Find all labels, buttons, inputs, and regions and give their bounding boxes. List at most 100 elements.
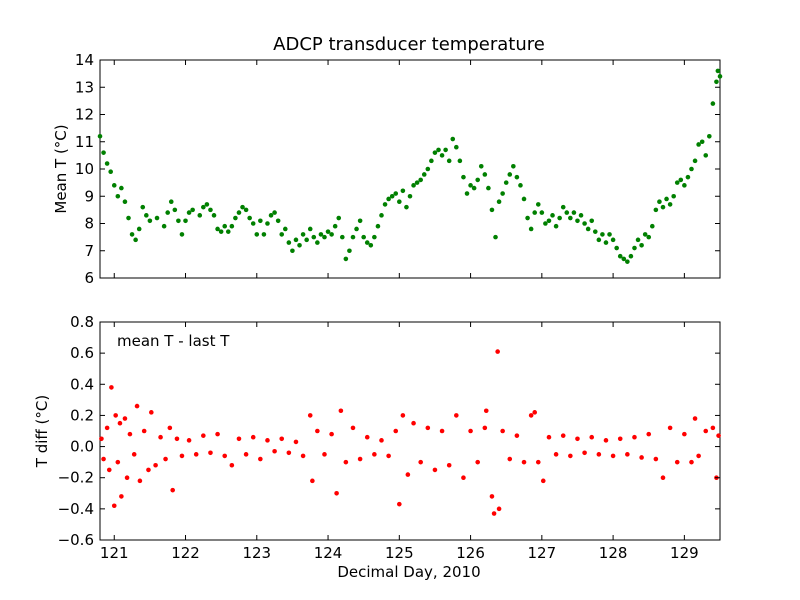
top-ytick-label: 13 bbox=[75, 78, 94, 96]
top-data-point-52 bbox=[293, 237, 299, 243]
top-ytick-label: 10 bbox=[75, 160, 94, 178]
bottom-data-point-94 bbox=[610, 453, 616, 459]
bottom-data-point-95 bbox=[617, 436, 623, 442]
top-data-point-74 bbox=[372, 234, 377, 240]
chart-title: ADCP transducer temperature bbox=[273, 34, 545, 55]
bottom-data-point-11 bbox=[124, 475, 130, 481]
bottom-ytick-label: 0.6 bbox=[70, 344, 94, 362]
top-data-point-131 bbox=[575, 218, 580, 224]
bottom-data-point-83 bbox=[535, 459, 541, 465]
top-data-point-13 bbox=[144, 213, 149, 218]
bottom-data-point-45 bbox=[315, 428, 320, 434]
bottom-data-point-60 bbox=[405, 472, 411, 477]
top-ytick-label: 8 bbox=[84, 215, 94, 233]
top-data-point-75 bbox=[375, 223, 381, 229]
bottom-data-point-79 bbox=[514, 433, 520, 438]
bottom-data-point-109 bbox=[710, 425, 716, 431]
bottom-data-point-33 bbox=[236, 436, 242, 442]
top-data-point-18 bbox=[168, 199, 174, 204]
top-data-point-113 bbox=[511, 163, 516, 169]
bottom-data-point-43 bbox=[307, 413, 313, 418]
top-data-point-3 bbox=[108, 169, 113, 175]
top-data-point-155 bbox=[660, 204, 666, 210]
top-data-point-166 bbox=[699, 139, 705, 145]
top-data-point-114 bbox=[514, 174, 520, 180]
top-data-point-167 bbox=[703, 153, 709, 158]
top-data-point-112 bbox=[507, 172, 513, 177]
bottom-data-point-42 bbox=[300, 453, 306, 459]
top-data-point-76 bbox=[379, 213, 384, 218]
top-ytick-label: 9 bbox=[84, 187, 94, 205]
top-data-point-15 bbox=[154, 215, 160, 221]
bottom-data-point-46 bbox=[322, 452, 327, 457]
bottom-data-point-39 bbox=[279, 436, 285, 442]
top-data-point-38 bbox=[243, 207, 249, 213]
bottom-data-point-65 bbox=[439, 428, 445, 434]
top-data-point-43 bbox=[261, 232, 267, 237]
top-data-point-66 bbox=[343, 256, 349, 262]
top-data-point-157 bbox=[667, 202, 673, 207]
bottom-data-point-25 bbox=[179, 453, 185, 459]
top-data-point-99 bbox=[461, 174, 466, 180]
top-data-point-0 bbox=[97, 134, 103, 139]
bottom-xtick-label: 125 bbox=[385, 544, 414, 562]
top-ytick-label: 7 bbox=[84, 242, 94, 260]
bottom-data-point-97 bbox=[632, 434, 637, 440]
top-data-point-82 bbox=[400, 188, 406, 194]
bottom-xtick-label: 128 bbox=[599, 544, 628, 562]
top-data-point-132 bbox=[578, 213, 584, 218]
bottom-data-point-99 bbox=[646, 431, 652, 437]
bottom-data-point-40 bbox=[286, 450, 292, 456]
top-data-point-145 bbox=[625, 259, 630, 264]
top-data-point-161 bbox=[682, 183, 687, 188]
bottom-data-point-12 bbox=[127, 431, 133, 437]
bottom-data-point-53 bbox=[364, 434, 370, 440]
top-data-point-63 bbox=[332, 223, 338, 229]
top-data-point-7 bbox=[122, 199, 128, 204]
top-data-point-9 bbox=[129, 232, 135, 237]
bottom-data-point-93 bbox=[603, 438, 609, 443]
bottom-panel-frame bbox=[99, 321, 721, 541]
top-data-point-33 bbox=[225, 229, 231, 234]
bottom-data-point-50 bbox=[343, 459, 349, 465]
top-data-point-67 bbox=[347, 248, 352, 254]
bottom-data-point-19 bbox=[153, 462, 158, 468]
top-data-point-116 bbox=[521, 196, 527, 202]
bottom-panel-ylabel: T diff (°C) bbox=[33, 395, 51, 468]
top-data-point-24 bbox=[190, 207, 195, 213]
bottom-xtick-label: 124 bbox=[314, 544, 343, 562]
top-data-point-60 bbox=[322, 234, 327, 240]
top-data-point-163 bbox=[689, 166, 694, 172]
top-data-point-32 bbox=[222, 223, 228, 229]
top-data-point-165 bbox=[696, 142, 701, 147]
bottom-data-point-34 bbox=[243, 452, 249, 457]
top-data-point-20 bbox=[176, 218, 181, 224]
top-data-point-45 bbox=[268, 213, 274, 218]
bottom-data-point-62 bbox=[418, 459, 423, 465]
top-data-point-56 bbox=[307, 226, 313, 232]
top-ytick-label: 12 bbox=[75, 106, 94, 124]
top-data-point-34 bbox=[229, 223, 235, 229]
top-data-point-25 bbox=[197, 213, 203, 218]
top-ytick-label: 14 bbox=[75, 51, 94, 69]
top-data-point-125 bbox=[553, 223, 559, 229]
bottom-data-point-3 bbox=[106, 467, 112, 473]
top-data-point-78 bbox=[386, 196, 391, 202]
top-data-point-59 bbox=[318, 232, 324, 237]
bottom-xtick-label: 127 bbox=[528, 544, 557, 562]
bottom-data-point-48 bbox=[334, 490, 339, 496]
bottom-panel-annotation: mean T - last T bbox=[117, 332, 230, 350]
top-panel-mean-temperature: Mean T (°C) 6 7 8 9 10 11 12 13 14 bbox=[52, 51, 723, 287]
top-data-point-22 bbox=[183, 218, 188, 224]
top-data-point-104 bbox=[478, 163, 484, 169]
bottom-data-point-69 bbox=[468, 428, 473, 434]
bottom-panel-temperature-diff: T diff (°C) mean T - last T −0.6 −0.4 −0.2… bbox=[33, 313, 721, 562]
bottom-data-point-74 bbox=[491, 511, 497, 516]
top-data-point-90 bbox=[429, 158, 434, 164]
top-data-point-51 bbox=[290, 248, 295, 254]
bottom-data-point-18 bbox=[149, 410, 154, 415]
top-data-point-124 bbox=[550, 213, 555, 218]
bottom-data-point-17 bbox=[146, 467, 151, 473]
bottom-data-point-0 bbox=[99, 436, 104, 442]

--- THE EXERCISE ---
Return all of the data above line for line, unchanged, and leave the pictures out.

--- ANSWER FOR THIS EXERCISE ---
Find all labels, buttons, inputs, and regions and give their bounding boxes. List at most 100 elements.
top-ytick-label: 13 bbox=[75, 78, 94, 96]
top-data-point-52 bbox=[293, 237, 299, 243]
top-ytick-label: 10 bbox=[75, 160, 94, 178]
bottom-data-point-94 bbox=[610, 453, 616, 459]
bottom-data-point-95 bbox=[617, 436, 623, 442]
top-data-point-74 bbox=[372, 234, 377, 240]
chart-title: ADCP transducer temperature bbox=[273, 34, 545, 55]
bottom-data-point-11 bbox=[124, 475, 130, 481]
bottom-ytick-label: 0.6 bbox=[70, 344, 94, 362]
top-data-point-131 bbox=[575, 218, 580, 224]
bottom-data-point-83 bbox=[535, 459, 541, 465]
top-data-point-13 bbox=[144, 213, 149, 218]
bottom-data-point-45 bbox=[315, 428, 320, 434]
bottom-data-point-60 bbox=[405, 472, 411, 477]
top-ytick-label: 8 bbox=[84, 215, 94, 233]
top-data-point-75 bbox=[375, 223, 381, 229]
bottom-data-point-79 bbox=[514, 433, 520, 438]
bottom-data-point-109 bbox=[710, 425, 716, 431]
bottom-data-point-33 bbox=[236, 436, 242, 442]
top-data-point-18 bbox=[168, 199, 174, 204]
top-data-point-113 bbox=[511, 163, 516, 169]
bottom-data-point-43 bbox=[307, 413, 313, 418]
top-data-point-3 bbox=[108, 169, 113, 175]
top-data-point-155 bbox=[660, 204, 666, 210]
top-data-point-166 bbox=[699, 139, 705, 145]
top-data-point-114 bbox=[514, 174, 520, 180]
top-data-point-167 bbox=[703, 153, 709, 158]
top-data-point-112 bbox=[507, 172, 513, 177]
bottom-data-point-42 bbox=[300, 453, 306, 459]
top-data-point-76 bbox=[379, 213, 384, 218]
top-ytick-label: 9 bbox=[84, 187, 94, 205]
top-data-point-15 bbox=[154, 215, 160, 221]
bottom-data-point-46 bbox=[322, 452, 327, 457]
bottom-data-point-39 bbox=[279, 436, 285, 442]
top-data-point-38 bbox=[243, 207, 249, 213]
bottom-data-point-65 bbox=[439, 428, 445, 434]
top-data-point-43 bbox=[261, 232, 267, 237]
top-data-point-66 bbox=[343, 256, 349, 262]
top-data-point-157 bbox=[667, 202, 673, 207]
bottom-data-point-25 bbox=[179, 453, 185, 459]
top-data-point-99 bbox=[461, 174, 466, 180]
top-data-point-0 bbox=[97, 134, 103, 139]
bottom-xtick-label: 125 bbox=[385, 544, 414, 562]
top-ytick-label: 7 bbox=[84, 242, 94, 260]
bottom-data-point-97 bbox=[632, 434, 637, 440]
top-data-point-82 bbox=[400, 188, 406, 194]
bottom-xtick-label: 128 bbox=[599, 544, 628, 562]
top-data-point-132 bbox=[578, 213, 584, 218]
bottom-data-point-99 bbox=[646, 431, 652, 437]
bottom-data-point-40 bbox=[286, 450, 292, 456]
top-data-point-145 bbox=[625, 259, 630, 264]
top-data-point-161 bbox=[682, 183, 687, 188]
bottom-data-point-12 bbox=[127, 431, 133, 437]
bottom-data-point-53 bbox=[364, 434, 370, 440]
top-data-point-63 bbox=[332, 223, 338, 229]
top-data-point-7 bbox=[122, 199, 128, 204]
top-data-point-9 bbox=[129, 232, 135, 237]
bottom-data-point-93 bbox=[603, 438, 609, 443]
bottom-panel-frame bbox=[99, 321, 721, 541]
top-data-point-33 bbox=[225, 229, 231, 234]
bottom-data-point-50 bbox=[343, 459, 349, 465]
top-data-point-67 bbox=[347, 248, 352, 254]
bottom-data-point-19 bbox=[153, 462, 158, 468]
top-data-point-116 bbox=[521, 196, 527, 202]
bottom-panel-ylabel: T diff (°C) bbox=[33, 395, 51, 468]
top-data-point-24 bbox=[190, 207, 195, 213]
bottom-xtick-label: 124 bbox=[314, 544, 343, 562]
top-data-point-60 bbox=[322, 234, 327, 240]
top-data-point-163 bbox=[689, 166, 694, 172]
top-data-point-32 bbox=[222, 223, 228, 229]
top-data-point-165 bbox=[696, 142, 701, 147]
bottom-data-point-34 bbox=[243, 452, 249, 457]
top-data-point-20 bbox=[176, 218, 181, 224]
top-data-point-45 bbox=[268, 213, 274, 218]
bottom-data-point-62 bbox=[418, 459, 423, 465]
top-data-point-56 bbox=[307, 226, 313, 232]
top-ytick-label: 12 bbox=[75, 106, 94, 124]
top-data-point-34 bbox=[229, 223, 235, 229]
top-data-point-25 bbox=[197, 213, 203, 218]
top-ytick-label: 14 bbox=[75, 51, 94, 69]
top-data-point-125 bbox=[553, 223, 559, 229]
bottom-data-point-3 bbox=[106, 467, 112, 473]
top-data-point-78 bbox=[386, 196, 391, 202]
top-data-point-59 bbox=[318, 232, 324, 237]
bottom-xtick-label: 127 bbox=[528, 544, 557, 562]
bottom-data-point-48 bbox=[334, 490, 339, 496]
bottom-panel-annotation: mean T - last T bbox=[117, 332, 230, 350]
top-panel-mean-temperature: Mean T (°C) 6 7 8 9 10 11 12 13 14 bbox=[52, 51, 723, 287]
top-data-point-22 bbox=[183, 218, 188, 224]
top-data-point-104 bbox=[478, 163, 484, 169]
bottom-data-point-69 bbox=[468, 428, 473, 434]
bottom-panel-temperature-diff: T diff (°C) mean T - last T −0.6 −0.4 −0.2… bbox=[33, 313, 721, 562]
bottom-data-point-74 bbox=[491, 511, 497, 516]
top-data-point-90 bbox=[429, 158, 434, 164]
top-data-point-51 bbox=[290, 248, 295, 254]
bottom-data-point-18 bbox=[149, 410, 154, 415]
top-data-point-124 bbox=[550, 213, 555, 218]
bottom-data-point-17 bbox=[146, 467, 151, 473]
bottom-data-point-0 bbox=[99, 436, 104, 442]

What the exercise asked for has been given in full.